§ Your goal:
Please give the data below again in full, exactly as it stands.

§ Supplied records:
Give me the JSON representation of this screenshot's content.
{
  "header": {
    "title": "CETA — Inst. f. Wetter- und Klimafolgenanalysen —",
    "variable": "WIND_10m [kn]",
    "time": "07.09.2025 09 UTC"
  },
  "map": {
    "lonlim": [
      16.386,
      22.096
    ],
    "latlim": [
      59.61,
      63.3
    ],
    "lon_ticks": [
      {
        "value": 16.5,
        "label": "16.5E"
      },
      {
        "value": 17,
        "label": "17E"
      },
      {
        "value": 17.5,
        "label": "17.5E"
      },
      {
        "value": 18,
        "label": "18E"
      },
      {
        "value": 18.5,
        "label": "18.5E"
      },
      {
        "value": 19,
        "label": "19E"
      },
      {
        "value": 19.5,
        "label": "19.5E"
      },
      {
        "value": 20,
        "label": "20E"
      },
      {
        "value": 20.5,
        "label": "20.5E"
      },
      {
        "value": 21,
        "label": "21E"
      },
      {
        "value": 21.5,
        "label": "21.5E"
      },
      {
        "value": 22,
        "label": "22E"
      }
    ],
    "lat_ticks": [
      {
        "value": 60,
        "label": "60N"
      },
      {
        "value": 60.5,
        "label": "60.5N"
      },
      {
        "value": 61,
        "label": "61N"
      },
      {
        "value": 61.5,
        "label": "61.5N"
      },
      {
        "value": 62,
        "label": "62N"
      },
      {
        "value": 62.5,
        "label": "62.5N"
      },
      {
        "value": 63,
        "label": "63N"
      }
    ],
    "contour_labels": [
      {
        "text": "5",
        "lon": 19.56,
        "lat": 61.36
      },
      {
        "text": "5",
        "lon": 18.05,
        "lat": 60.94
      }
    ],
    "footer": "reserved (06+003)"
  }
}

§ Reply:
Give me the JSON representation of this screenshot's content.
{
  "header": {
    "title": "CETA — Inst. f. Wetter- und Klimafolgenanalysen —",
    "variable": "WIND_10m [kn]",
    "time": "07.09.2025 09 UTC"
  },
  "map": {
    "lonlim": [
      16.386,
      22.096
    ],
    "latlim": [
      59.61,
      63.3
    ],
    "lon_ticks": [
      {
        "value": 16.5,
        "label": "16.5E"
      },
      {
        "value": 17,
        "label": "17E"
      },
      {
        "value": 17.5,
        "label": "17.5E"
      },
      {
        "value": 18,
        "label": "18E"
      },
      {
        "value": 18.5,
        "label": "18.5E"
      },
      {
        "value": 19,
        "label": "19E"
      },
      {
        "value": 19.5,
        "label": "19.5E"
      },
      {
        "value": 20,
        "label": "20E"
      },
      {
        "value": 20.5,
        "label": "20.5E"
      },
      {
        "value": 21,
        "label": "21E"
      },
      {
        "value": 21.5,
        "label": "21.5E"
      },
      {
        "value": 22,
        "label": "22E"
      }
    ],
    "lat_ticks": [
      {
        "value": 60,
        "label": "60N"
      },
      {
        "value": 60.5,
        "label": "60.5N"
      },
      {
        "value": 61,
        "label": "61N"
      },
      {
        "value": 61.5,
        "label": "61.5N"
      },
      {
        "value": 62,
        "label": "62N"
      },
      {
        "value": 62.5,
        "label": "62.5N"
      },
      {
        "value": 63,
        "label": "63N"
      }
    ],
    "contour_labels": [
      {
        "text": "5",
        "lon": 19.56,
        "lat": 61.36
      },
      {
        "text": "5",
        "lon": 18.05,
        "lat": 60.94
      }
    ],
    "footer": "reserved (06+003)"
  }
}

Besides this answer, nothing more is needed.